Count the lines below that contain the word "ylabel" and give only that number.
--- begin Provided data ---
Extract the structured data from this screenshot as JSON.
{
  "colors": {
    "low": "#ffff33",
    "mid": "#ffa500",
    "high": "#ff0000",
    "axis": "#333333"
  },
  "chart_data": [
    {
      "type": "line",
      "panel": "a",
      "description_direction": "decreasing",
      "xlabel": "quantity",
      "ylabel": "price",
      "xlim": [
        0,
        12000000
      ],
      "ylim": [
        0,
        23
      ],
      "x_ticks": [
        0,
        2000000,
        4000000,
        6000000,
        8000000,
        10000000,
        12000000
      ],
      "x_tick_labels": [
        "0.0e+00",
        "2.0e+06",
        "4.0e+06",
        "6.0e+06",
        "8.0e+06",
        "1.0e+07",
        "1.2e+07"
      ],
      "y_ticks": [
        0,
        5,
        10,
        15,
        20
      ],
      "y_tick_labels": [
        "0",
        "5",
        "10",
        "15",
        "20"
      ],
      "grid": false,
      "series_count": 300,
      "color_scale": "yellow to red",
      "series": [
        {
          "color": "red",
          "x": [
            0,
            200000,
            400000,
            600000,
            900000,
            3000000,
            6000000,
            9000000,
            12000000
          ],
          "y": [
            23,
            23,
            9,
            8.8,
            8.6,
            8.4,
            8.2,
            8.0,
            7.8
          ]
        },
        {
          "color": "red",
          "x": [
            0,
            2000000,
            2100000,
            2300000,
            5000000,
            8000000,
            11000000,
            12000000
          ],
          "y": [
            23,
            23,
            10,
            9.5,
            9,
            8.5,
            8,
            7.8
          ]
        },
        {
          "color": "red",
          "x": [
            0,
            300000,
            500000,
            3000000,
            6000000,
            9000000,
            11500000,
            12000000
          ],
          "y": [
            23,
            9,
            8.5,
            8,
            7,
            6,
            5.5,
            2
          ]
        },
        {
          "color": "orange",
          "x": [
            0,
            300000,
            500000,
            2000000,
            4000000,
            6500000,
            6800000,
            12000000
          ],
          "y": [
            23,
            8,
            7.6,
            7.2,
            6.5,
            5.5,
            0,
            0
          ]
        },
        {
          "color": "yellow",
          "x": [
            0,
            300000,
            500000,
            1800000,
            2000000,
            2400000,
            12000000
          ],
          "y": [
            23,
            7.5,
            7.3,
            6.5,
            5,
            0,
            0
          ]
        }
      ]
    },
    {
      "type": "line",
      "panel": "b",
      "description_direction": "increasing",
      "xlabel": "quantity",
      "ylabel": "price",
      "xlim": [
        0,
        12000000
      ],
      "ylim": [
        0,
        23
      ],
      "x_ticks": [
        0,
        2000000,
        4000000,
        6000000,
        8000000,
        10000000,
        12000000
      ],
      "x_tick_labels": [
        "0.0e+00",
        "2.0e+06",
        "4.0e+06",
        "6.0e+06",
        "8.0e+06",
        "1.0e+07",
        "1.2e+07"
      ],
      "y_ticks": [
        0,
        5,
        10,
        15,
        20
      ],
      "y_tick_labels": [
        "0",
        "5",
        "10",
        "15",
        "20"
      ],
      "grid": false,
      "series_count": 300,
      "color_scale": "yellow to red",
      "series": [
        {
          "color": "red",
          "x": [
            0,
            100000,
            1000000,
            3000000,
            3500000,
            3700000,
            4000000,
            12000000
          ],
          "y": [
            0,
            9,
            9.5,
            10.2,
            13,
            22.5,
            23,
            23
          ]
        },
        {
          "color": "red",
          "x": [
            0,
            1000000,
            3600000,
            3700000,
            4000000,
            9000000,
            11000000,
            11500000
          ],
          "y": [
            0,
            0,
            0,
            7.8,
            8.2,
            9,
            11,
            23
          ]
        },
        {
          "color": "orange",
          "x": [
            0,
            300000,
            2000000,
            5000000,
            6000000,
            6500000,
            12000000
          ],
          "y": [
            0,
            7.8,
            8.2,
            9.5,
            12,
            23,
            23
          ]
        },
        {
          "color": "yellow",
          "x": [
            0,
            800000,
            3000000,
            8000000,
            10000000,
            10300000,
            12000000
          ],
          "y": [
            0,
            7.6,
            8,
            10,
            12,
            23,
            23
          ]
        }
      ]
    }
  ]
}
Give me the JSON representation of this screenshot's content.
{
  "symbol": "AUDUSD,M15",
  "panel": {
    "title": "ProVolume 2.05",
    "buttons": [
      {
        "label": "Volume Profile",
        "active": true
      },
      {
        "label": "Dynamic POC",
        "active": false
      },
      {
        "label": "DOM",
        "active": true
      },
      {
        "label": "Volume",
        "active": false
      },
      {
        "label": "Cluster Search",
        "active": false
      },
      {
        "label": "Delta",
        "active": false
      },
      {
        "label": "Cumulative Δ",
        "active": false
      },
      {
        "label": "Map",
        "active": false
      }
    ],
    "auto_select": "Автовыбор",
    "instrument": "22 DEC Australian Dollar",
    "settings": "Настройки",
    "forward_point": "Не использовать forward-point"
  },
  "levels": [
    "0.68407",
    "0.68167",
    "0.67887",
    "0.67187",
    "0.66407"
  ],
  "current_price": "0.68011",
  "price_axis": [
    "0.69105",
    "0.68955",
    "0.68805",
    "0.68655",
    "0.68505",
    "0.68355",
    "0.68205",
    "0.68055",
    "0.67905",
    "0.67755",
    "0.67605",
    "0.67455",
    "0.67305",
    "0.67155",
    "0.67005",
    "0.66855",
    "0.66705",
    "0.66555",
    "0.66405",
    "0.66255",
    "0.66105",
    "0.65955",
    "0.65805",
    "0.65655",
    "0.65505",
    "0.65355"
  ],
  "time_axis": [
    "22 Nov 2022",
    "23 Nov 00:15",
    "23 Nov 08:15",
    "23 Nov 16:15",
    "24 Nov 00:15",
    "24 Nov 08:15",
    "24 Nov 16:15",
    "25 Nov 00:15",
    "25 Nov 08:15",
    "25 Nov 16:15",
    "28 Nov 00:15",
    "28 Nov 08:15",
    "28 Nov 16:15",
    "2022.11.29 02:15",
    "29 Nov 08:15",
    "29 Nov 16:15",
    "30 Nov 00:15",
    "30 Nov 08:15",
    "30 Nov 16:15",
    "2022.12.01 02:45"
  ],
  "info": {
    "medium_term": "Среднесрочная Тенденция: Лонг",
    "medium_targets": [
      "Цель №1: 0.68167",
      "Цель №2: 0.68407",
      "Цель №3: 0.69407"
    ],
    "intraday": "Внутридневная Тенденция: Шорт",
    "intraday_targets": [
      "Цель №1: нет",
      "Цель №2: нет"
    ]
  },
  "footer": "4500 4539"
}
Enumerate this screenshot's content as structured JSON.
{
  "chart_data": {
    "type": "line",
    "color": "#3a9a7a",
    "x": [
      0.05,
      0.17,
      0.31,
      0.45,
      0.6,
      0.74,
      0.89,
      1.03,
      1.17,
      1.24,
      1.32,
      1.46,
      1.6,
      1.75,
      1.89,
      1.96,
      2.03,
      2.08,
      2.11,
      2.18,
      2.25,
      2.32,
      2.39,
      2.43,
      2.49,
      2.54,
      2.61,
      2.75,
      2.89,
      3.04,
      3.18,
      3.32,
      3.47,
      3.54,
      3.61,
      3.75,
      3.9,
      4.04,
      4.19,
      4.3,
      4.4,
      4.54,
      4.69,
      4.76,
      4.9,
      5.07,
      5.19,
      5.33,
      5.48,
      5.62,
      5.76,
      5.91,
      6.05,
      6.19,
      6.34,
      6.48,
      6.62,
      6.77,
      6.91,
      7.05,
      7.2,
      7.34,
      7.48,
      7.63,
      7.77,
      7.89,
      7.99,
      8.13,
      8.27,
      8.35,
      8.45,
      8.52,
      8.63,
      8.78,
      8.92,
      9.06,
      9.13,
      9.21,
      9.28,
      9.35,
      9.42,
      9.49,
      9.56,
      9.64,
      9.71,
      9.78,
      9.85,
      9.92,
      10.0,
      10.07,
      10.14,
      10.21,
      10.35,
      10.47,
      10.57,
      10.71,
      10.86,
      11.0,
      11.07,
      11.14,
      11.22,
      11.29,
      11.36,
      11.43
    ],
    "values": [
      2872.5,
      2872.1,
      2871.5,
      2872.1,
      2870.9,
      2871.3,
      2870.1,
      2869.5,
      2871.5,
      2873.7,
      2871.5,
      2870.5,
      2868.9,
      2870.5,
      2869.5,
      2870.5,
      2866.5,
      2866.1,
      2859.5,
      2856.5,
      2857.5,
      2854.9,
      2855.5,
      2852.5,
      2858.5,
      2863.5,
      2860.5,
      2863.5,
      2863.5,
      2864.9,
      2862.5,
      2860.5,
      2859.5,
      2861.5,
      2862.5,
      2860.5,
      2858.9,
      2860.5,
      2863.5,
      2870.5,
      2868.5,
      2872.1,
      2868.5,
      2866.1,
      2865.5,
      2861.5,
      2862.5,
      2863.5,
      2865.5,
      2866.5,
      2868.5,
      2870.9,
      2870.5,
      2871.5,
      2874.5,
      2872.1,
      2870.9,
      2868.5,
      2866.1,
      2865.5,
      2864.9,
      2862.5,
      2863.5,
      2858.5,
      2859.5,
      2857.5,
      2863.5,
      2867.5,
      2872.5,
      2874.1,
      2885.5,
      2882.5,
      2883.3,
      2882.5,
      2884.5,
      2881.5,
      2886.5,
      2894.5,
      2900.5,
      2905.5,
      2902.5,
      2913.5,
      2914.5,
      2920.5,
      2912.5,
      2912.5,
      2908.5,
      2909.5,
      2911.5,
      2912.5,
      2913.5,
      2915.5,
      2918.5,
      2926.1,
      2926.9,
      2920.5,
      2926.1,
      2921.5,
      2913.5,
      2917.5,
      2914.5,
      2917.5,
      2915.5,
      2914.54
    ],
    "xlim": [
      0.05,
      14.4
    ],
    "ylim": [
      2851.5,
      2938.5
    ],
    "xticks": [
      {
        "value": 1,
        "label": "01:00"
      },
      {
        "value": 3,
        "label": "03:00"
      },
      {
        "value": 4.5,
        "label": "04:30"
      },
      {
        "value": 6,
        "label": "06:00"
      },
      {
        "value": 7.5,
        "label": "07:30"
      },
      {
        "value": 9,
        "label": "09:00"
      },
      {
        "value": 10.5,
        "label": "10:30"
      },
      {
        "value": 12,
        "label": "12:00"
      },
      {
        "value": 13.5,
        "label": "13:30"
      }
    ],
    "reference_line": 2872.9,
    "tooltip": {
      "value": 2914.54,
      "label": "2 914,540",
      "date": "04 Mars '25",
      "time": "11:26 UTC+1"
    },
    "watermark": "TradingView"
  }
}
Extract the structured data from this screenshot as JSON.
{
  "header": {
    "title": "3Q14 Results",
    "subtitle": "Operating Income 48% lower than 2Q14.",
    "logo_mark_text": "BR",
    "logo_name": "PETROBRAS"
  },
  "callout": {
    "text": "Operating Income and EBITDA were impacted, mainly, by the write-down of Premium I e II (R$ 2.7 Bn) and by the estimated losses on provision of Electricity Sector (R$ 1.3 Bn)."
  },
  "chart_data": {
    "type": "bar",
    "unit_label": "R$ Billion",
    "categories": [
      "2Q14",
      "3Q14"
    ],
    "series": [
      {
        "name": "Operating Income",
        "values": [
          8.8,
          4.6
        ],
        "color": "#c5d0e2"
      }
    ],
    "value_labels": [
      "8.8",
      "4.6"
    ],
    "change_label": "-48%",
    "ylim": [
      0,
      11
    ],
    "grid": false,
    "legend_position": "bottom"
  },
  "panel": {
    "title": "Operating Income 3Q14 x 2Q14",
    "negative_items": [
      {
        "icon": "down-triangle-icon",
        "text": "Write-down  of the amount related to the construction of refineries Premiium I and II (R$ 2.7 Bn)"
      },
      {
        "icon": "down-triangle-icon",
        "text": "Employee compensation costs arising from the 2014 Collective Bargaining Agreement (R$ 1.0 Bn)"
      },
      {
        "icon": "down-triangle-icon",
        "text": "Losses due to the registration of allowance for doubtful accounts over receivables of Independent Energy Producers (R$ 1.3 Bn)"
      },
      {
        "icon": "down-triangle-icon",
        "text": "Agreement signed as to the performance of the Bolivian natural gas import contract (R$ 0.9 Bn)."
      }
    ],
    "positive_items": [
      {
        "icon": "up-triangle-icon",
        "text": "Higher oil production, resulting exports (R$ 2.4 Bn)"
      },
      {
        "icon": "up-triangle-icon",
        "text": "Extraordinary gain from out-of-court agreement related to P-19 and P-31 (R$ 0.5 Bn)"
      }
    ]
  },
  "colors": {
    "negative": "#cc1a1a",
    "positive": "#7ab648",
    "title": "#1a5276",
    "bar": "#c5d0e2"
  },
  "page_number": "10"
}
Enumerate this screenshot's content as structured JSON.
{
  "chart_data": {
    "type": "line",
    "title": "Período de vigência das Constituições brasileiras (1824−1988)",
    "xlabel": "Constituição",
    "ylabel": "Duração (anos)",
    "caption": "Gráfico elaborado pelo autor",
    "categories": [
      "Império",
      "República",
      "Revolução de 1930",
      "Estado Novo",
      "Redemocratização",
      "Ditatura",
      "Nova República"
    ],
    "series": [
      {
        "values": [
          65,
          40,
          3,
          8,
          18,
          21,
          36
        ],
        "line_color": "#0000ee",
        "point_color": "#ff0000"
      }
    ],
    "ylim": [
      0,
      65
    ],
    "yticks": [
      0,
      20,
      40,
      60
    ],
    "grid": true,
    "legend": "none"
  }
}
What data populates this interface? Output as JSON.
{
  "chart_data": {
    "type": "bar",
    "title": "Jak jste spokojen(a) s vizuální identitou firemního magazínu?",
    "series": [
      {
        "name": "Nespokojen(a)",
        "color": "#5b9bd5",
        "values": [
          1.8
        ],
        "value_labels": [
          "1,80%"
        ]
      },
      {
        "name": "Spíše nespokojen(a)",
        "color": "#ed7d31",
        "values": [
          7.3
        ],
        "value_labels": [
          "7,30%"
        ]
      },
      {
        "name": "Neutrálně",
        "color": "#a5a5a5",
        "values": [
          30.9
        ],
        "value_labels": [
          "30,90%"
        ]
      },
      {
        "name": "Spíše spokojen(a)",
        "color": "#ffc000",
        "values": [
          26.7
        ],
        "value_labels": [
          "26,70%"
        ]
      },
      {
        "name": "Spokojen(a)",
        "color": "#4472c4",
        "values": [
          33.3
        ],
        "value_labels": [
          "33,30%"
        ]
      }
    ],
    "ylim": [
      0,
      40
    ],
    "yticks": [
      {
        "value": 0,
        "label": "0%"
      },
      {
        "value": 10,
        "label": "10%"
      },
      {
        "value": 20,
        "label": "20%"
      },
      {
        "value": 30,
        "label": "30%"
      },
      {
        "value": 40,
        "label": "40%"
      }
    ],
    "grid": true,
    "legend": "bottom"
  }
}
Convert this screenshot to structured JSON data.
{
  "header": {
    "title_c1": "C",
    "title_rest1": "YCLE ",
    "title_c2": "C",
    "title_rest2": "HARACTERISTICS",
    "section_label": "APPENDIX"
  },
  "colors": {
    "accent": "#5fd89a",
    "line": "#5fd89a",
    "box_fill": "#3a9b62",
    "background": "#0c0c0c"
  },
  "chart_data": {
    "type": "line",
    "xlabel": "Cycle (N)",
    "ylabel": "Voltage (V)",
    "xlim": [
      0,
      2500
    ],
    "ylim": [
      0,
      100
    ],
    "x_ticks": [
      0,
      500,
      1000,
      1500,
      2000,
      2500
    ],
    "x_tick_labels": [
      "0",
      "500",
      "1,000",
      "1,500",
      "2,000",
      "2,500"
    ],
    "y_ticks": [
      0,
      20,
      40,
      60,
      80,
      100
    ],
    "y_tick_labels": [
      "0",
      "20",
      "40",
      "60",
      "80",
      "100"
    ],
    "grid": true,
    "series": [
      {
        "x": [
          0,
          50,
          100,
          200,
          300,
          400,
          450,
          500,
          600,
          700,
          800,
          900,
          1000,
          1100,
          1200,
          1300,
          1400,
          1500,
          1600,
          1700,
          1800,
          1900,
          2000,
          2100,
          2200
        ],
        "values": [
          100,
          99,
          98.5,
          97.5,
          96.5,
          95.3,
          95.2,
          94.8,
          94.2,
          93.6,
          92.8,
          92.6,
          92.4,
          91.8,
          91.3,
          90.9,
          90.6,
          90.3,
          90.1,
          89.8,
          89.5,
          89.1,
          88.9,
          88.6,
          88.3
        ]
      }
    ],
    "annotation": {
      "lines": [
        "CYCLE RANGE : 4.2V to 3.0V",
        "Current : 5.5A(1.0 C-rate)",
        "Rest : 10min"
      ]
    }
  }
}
--- end Provided data ---
Response to the exercise
4